• [What is needed]
Using the listing beneath this task, count the lines with the word "Mostaganem" and write only the result.

• [Data excerpts]
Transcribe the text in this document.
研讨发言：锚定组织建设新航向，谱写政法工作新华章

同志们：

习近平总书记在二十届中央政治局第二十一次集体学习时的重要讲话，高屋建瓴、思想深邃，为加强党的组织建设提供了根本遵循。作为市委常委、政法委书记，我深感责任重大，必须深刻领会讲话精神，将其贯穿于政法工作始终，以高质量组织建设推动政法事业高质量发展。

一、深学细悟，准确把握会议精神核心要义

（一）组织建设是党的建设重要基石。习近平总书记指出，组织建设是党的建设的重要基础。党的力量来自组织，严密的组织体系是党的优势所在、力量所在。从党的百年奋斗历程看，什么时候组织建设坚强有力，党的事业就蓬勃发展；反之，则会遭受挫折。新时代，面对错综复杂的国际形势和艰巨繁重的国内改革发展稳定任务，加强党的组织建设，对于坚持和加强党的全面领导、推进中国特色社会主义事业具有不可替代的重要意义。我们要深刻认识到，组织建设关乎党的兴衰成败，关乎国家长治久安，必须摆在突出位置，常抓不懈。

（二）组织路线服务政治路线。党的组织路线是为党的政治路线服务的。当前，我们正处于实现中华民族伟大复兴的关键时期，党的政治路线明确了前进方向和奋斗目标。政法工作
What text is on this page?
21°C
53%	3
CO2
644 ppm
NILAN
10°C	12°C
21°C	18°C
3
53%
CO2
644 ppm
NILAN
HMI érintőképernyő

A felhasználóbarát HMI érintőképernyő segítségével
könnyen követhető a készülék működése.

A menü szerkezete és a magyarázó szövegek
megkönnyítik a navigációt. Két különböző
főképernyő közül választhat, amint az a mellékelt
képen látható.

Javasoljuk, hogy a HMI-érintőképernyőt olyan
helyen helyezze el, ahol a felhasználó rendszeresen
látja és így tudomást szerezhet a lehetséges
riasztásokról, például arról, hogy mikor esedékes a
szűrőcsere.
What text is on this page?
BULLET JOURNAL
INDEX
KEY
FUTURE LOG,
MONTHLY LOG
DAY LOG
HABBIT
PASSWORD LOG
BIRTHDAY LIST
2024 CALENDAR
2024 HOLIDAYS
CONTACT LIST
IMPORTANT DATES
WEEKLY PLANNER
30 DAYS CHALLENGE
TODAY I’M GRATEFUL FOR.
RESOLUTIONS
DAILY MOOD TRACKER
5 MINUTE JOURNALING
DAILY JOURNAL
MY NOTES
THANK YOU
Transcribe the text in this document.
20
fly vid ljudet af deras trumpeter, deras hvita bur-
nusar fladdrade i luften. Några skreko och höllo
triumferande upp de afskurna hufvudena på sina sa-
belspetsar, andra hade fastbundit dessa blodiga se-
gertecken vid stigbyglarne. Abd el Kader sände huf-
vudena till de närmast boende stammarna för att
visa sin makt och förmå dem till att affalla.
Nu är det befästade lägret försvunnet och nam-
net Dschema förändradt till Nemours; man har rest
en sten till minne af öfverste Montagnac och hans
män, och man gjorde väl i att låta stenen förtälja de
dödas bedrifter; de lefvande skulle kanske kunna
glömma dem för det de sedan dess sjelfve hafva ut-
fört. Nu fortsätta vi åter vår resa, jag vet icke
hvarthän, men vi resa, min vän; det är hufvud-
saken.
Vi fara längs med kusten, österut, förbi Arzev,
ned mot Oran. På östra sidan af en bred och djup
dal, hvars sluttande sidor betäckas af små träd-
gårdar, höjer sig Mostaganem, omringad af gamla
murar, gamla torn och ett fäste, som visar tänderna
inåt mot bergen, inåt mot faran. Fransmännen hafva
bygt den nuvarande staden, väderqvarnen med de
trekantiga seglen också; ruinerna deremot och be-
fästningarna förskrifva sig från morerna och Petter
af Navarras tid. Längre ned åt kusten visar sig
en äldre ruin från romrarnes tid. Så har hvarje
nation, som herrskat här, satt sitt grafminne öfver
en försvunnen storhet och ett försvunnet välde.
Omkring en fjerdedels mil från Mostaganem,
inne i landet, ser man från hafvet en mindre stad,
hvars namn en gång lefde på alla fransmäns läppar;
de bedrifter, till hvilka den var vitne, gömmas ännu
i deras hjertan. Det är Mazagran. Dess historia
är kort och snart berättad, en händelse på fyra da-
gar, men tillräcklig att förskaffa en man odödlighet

• [Exercise solution]
2